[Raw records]
^^^^

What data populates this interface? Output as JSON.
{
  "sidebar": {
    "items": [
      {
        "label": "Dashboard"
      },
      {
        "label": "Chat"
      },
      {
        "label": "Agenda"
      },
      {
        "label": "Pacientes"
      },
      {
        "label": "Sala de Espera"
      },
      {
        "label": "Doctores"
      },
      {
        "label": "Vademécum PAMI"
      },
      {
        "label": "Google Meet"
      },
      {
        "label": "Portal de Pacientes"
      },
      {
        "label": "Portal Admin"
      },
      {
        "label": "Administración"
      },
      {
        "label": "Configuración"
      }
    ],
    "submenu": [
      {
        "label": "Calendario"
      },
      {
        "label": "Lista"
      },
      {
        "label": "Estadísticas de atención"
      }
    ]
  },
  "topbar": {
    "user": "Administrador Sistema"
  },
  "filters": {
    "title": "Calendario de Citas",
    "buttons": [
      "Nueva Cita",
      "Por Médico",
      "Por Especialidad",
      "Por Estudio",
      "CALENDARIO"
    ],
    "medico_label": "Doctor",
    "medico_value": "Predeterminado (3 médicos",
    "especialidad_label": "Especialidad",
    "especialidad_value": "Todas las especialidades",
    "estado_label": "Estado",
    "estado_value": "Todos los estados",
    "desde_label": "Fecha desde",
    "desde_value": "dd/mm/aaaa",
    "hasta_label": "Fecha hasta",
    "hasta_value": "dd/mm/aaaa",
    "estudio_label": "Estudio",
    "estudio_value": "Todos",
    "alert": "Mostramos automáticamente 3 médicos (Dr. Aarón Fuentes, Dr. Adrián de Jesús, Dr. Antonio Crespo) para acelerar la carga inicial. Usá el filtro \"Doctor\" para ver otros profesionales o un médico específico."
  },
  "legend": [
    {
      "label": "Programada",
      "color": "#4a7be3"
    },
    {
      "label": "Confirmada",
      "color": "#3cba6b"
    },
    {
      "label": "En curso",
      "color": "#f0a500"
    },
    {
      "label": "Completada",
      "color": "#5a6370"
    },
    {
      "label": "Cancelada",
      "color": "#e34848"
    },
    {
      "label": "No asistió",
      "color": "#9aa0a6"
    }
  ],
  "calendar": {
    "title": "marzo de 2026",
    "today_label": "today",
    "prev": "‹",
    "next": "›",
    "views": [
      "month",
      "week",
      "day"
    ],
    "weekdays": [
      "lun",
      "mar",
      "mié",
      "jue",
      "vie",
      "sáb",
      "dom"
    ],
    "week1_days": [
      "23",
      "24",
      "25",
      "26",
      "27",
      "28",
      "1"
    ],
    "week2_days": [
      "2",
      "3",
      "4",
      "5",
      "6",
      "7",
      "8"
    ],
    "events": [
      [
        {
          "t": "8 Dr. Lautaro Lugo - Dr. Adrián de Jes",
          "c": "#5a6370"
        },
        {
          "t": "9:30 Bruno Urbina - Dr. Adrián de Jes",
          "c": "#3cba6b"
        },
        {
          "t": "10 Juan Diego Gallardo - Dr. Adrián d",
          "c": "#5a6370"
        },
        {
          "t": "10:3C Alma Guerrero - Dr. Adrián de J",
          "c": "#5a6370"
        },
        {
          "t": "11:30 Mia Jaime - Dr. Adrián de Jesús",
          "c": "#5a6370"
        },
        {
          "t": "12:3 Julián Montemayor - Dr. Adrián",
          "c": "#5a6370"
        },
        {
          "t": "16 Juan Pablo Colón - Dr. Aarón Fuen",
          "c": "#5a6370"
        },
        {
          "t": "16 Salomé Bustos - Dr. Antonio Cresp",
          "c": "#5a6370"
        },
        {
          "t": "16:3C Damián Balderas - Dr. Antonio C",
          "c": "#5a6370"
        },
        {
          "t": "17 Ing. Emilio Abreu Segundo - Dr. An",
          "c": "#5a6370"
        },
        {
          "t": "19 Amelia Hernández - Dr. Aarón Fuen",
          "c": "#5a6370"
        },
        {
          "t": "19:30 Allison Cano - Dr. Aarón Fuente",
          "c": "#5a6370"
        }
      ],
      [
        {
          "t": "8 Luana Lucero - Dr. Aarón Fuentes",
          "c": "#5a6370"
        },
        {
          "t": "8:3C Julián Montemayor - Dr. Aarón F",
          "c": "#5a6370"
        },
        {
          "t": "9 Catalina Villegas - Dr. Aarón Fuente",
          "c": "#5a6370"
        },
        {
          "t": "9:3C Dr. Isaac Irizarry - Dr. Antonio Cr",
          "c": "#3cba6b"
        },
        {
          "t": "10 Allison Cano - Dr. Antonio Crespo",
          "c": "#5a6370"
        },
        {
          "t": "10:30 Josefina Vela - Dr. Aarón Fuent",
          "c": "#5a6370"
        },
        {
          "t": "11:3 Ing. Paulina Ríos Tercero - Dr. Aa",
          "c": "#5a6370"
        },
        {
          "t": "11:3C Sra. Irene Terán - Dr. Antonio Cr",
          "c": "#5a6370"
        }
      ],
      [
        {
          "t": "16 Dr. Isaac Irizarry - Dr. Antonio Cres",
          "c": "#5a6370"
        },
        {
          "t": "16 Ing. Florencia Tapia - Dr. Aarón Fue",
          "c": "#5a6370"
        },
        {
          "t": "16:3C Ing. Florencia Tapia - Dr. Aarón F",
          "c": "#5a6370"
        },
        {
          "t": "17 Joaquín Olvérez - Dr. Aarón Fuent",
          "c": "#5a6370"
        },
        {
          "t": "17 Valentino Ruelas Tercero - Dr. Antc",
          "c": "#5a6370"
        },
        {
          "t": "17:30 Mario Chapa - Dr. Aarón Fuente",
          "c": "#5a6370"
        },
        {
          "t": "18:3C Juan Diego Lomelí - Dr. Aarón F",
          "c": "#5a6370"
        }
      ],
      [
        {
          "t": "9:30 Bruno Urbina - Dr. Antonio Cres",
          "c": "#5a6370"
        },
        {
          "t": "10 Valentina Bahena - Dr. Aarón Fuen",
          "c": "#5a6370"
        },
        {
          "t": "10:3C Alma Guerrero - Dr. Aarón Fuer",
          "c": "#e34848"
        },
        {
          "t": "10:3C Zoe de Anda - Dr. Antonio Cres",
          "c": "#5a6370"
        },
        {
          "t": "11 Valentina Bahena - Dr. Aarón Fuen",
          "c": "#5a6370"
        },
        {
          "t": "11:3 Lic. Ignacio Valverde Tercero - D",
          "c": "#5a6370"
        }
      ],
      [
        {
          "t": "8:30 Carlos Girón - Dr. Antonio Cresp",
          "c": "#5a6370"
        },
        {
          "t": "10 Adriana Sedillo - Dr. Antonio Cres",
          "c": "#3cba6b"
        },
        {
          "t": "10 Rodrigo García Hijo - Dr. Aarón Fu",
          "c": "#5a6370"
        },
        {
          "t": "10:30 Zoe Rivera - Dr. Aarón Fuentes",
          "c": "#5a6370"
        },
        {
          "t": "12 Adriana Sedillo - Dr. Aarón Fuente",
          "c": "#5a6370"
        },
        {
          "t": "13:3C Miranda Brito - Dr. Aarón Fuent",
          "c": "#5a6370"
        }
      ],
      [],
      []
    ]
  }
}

^^^^

■ Short exercise:
Count every line bearing the word "Urbina"; report the total only.

■ Full answer:
2